What is required:
Can you reproduce the data word for word, from its start up to and including the line with "The belt tensioner 20 is at (797, 95)."?

[Stored items from a collection]

:::::

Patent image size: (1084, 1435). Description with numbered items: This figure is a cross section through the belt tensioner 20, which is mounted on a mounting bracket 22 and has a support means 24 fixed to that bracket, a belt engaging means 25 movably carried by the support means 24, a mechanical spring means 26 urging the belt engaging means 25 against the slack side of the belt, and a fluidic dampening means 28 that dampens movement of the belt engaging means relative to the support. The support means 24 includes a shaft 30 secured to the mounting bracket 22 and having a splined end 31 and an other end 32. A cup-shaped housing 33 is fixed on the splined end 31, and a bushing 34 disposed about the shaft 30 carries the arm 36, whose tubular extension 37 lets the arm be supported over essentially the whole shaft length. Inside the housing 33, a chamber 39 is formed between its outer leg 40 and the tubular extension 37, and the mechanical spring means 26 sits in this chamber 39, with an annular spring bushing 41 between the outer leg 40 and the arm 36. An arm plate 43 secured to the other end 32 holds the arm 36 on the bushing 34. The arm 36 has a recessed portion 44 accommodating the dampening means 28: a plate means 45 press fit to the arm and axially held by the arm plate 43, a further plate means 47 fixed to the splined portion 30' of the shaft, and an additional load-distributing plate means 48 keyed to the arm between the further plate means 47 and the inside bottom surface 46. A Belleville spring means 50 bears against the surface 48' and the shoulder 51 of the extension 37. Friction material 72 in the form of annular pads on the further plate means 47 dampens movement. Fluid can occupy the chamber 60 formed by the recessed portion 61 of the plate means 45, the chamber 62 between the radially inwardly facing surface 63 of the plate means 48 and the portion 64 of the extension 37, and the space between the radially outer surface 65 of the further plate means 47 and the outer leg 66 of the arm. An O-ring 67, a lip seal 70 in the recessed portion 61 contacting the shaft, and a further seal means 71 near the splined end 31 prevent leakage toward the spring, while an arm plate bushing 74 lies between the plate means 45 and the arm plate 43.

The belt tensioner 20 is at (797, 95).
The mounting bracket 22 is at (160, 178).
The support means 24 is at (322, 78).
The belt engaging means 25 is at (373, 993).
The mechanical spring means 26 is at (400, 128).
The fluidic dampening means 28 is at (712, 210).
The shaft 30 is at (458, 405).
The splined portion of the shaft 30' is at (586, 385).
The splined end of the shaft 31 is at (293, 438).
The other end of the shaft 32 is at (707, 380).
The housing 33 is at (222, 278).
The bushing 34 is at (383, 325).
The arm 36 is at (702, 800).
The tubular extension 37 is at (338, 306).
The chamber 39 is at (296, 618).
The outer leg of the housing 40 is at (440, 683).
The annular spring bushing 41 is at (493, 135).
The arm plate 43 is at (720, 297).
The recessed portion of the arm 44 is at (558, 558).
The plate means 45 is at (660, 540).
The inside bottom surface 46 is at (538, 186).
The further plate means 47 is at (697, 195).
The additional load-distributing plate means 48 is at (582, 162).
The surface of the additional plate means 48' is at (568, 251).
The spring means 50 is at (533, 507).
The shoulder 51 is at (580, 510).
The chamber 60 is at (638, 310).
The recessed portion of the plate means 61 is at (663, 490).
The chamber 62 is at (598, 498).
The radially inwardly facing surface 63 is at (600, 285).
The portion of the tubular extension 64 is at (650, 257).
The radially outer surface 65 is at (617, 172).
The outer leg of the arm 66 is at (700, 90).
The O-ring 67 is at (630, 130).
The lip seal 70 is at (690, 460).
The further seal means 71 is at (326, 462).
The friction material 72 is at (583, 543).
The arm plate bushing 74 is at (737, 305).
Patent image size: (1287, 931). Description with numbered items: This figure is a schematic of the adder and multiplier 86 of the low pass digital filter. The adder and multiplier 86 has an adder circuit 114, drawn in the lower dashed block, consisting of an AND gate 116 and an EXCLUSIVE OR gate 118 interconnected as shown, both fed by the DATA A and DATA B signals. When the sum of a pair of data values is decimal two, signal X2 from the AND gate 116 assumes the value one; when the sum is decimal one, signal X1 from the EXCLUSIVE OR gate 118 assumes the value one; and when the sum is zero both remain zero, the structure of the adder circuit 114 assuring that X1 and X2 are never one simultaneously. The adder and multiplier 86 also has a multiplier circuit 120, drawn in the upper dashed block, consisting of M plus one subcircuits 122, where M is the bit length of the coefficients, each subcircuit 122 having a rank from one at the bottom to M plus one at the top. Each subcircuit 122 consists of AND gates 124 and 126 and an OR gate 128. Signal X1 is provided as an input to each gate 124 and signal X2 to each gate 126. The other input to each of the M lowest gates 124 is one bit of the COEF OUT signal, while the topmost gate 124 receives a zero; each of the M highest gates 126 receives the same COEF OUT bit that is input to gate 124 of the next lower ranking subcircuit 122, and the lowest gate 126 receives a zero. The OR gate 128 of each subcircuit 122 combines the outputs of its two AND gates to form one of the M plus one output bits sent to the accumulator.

:::::

Answer to this task:
Patent image size: (1084, 1435). Description with numbered items: This figure is a cross section through the belt tensioner 20, which is mounted on a mounting bracket 22 and has a support means 24 fixed to that bracket, a belt engaging means 25 movably carried by the support means 24, a mechanical spring means 26 urging the belt engaging means 25 against the slack side of the belt, and a fluidic dampening means 28 that dampens movement of the belt engaging means relative to the support. The support means 24 includes a shaft 30 secured to the mounting bracket 22 and having a splined end 31 and an other end 32. A cup-shaped housing 33 is fixed on the splined end 31, and a bushing 34 disposed about the shaft 30 carries the arm 36, whose tubular extension 37 lets the arm be supported over essentially the whole shaft length. Inside the housing 33, a chamber 39 is formed between its outer leg 40 and the tubular extension 37, and the mechanical spring means 26 sits in this chamber 39, with an annular spring bushing 41 between the outer leg 40 and the arm 36. An arm plate 43 secured to the other end 32 holds the arm 36 on the bushing 34. The arm 36 has a recessed portion 44 accommodating the dampening means 28: a plate means 45 press fit to the arm and axially held by the arm plate 43, a further plate means 47 fixed to the splined portion 30' of the shaft, and an additional load-distributing plate means 48 keyed to the arm between the further plate means 47 and the inside bottom surface 46. A Belleville spring means 50 bears against the surface 48' and the shoulder 51 of the extension 37. Friction material 72 in the form of annular pads on the further plate means 47 dampens movement. Fluid can occupy the chamber 60 formed by the recessed portion 61 of the plate means 45, the chamber 62 between the radially inwardly facing surface 63 of the plate means 48 and the portion 64 of the extension 37, and the space between the radially outer surface 65 of the further plate means 47 and the outer leg 66 of the arm. An O-ring 67, a lip seal 70 in the recessed portion 61 contacting the shaft, and a further seal means 71 near the splined end 31 prevent leakage toward the spring, while an arm plate bushing 74 lies between the plate means 45 and the arm plate 43.

The belt tensioner 20 is at (797, 95).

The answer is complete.